Extract the complete data exactly as given.

Collected data
..........

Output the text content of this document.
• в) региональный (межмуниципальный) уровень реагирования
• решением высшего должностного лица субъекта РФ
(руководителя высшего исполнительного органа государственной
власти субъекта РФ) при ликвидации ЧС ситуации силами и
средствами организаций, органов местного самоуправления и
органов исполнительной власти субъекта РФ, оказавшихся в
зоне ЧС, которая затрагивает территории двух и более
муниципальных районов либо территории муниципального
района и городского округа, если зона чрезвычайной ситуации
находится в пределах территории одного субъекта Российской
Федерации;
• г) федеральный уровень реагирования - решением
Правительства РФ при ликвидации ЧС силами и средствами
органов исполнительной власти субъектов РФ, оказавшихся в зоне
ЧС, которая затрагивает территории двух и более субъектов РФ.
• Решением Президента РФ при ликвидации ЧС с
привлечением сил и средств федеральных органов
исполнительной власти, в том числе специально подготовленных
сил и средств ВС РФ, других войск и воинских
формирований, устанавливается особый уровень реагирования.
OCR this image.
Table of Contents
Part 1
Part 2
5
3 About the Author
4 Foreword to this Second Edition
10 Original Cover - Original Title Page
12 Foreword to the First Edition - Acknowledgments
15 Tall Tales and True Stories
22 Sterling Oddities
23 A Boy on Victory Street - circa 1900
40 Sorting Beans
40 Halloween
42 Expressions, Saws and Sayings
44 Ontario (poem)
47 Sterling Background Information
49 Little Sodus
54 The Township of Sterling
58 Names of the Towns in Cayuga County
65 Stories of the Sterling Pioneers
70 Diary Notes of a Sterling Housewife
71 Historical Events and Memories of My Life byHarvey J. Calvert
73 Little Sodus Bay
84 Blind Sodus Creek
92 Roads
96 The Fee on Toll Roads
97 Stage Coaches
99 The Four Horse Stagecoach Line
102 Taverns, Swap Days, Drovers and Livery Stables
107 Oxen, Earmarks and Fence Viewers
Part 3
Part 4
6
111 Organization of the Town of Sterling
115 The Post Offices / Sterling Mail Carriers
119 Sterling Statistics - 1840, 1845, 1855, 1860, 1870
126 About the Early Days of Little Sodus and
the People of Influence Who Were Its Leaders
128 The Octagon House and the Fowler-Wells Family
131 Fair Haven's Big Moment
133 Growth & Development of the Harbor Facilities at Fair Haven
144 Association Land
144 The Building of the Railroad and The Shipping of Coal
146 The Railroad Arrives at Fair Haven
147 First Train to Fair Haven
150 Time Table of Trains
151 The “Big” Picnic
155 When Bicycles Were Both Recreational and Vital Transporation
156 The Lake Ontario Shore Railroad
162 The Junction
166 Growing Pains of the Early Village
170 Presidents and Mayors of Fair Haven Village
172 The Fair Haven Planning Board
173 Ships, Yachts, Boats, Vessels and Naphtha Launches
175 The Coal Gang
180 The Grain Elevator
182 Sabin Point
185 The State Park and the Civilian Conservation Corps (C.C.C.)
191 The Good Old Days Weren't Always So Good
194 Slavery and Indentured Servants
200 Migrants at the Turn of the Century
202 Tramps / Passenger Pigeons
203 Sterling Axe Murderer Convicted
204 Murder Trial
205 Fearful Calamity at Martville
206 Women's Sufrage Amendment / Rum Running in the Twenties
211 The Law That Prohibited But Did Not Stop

..........

* [RESPONSE]
Output the text content of this document.
• в) региональный (межмуниципальный) уровень реагирования
• решением высшего должностного лица субъекта РФ
(руководителя высшего исполнительного органа государственной
власти субъекта РФ) при ликвидации ЧС ситуации силами и
средствами организаций, органов местного самоуправления и
органов исполнительной власти субъекта РФ, оказавшихся в
зоне ЧС, которая затрагивает территории двух и более
муниципальных районов либо территории муниципального
района и городского округа, если зона чрезвычайной ситуации
находится в пределах территории одного субъекта Российской
Федерации;
• г) федеральный уровень реагирования - решением
Правительства РФ при ликвидации ЧС силами и средствами
органов исполнительной власти субъектов РФ, оказавшихся в зоне
ЧС, которая затрагивает территории двух и более субъектов РФ.
• Решением Президента РФ при ликвидации ЧС с
привлечением сил и средств федеральных органов
исполнительной власти, в том числе специально подготовленных
сил и средств ВС РФ, других войск и воинских
формирований, устанавливается особый уровень реагирования.
OCR this image.
Table of Contents
Part 1
Part 2
5
3 About the Author
4 Foreword to this Second Edition
10 Original Cover - Original Title Page
12 Foreword to the First Edition - Acknowledgments
15 Tall Tales and True Stories
22 Sterling Oddities
23 A Boy on Victory Street - circa 1900
40 Sorting Beans
40 Halloween
42 Expressions, Saws and Sayings
44 Ontario (poem)
47 Sterling Background Information
49 Little Sodus
54 The Township of Sterling
58 Names of the Towns in Cayuga County
65 Stories of the Sterling Pioneers
70 Diary Notes of a Sterling Housewife
71 Historical Events and Memories of My Life byHarvey J. Calvert
73 Little Sodus Bay
84 Blind Sodus Creek
92 Roads
96 The Fee on Toll Roads
97 Stage Coaches
99 The Four Horse Stagecoach Line
102 Taverns, Swap Days, Drovers and Livery Stables
107 Oxen, Earmarks and Fence Viewers
Part 3
Part 4
6
111 Organization of the Town of Sterling
115 The Post Offices / Sterling Mail Carriers
119 Sterling Statistics - 1840, 1845, 1855, 1860, 1870
126 About the Early Days of Little Sodus and
the People of Influence Who Were Its Leaders
128 The Octagon House and the Fowler-Wells Family
131 Fair Haven's Big Moment
133 Growth & Development of the Harbor Facilities at Fair Haven
144 Association Land
144 The Building of the Railroad and The Shipping of Coal
146 The Railroad Arrives at Fair Haven
147 First Train to Fair Haven
150 Time Table of Trains
151 The “Big” Picnic
155 When Bicycles Were Both Recreational and Vital Transporation
156 The Lake Ontario Shore Railroad
162 The Junction
166 Growing Pains of the Early Village
170 Presidents and Mayors of Fair Haven Village
172 The Fair Haven Planning Board
173 Ships, Yachts, Boats, Vessels and Naphtha Launches
175 The Coal Gang
180 The Grain Elevator
182 Sabin Point
185 The State Park and the Civilian Conservation Corps (C.C.C.)
191 The Good Old Days Weren't Always So Good
194 Slavery and Indentured Servants
200 Migrants at the Turn of the Century
202 Tramps / Passenger Pigeons
203 Sterling Axe Murderer Convicted
204 Murder Trial
205 Fearful Calamity at Martville
206 Women's Sufrage Amendment / Rum Running in the Twenties
211 The Law That Prohibited But Did Not Stop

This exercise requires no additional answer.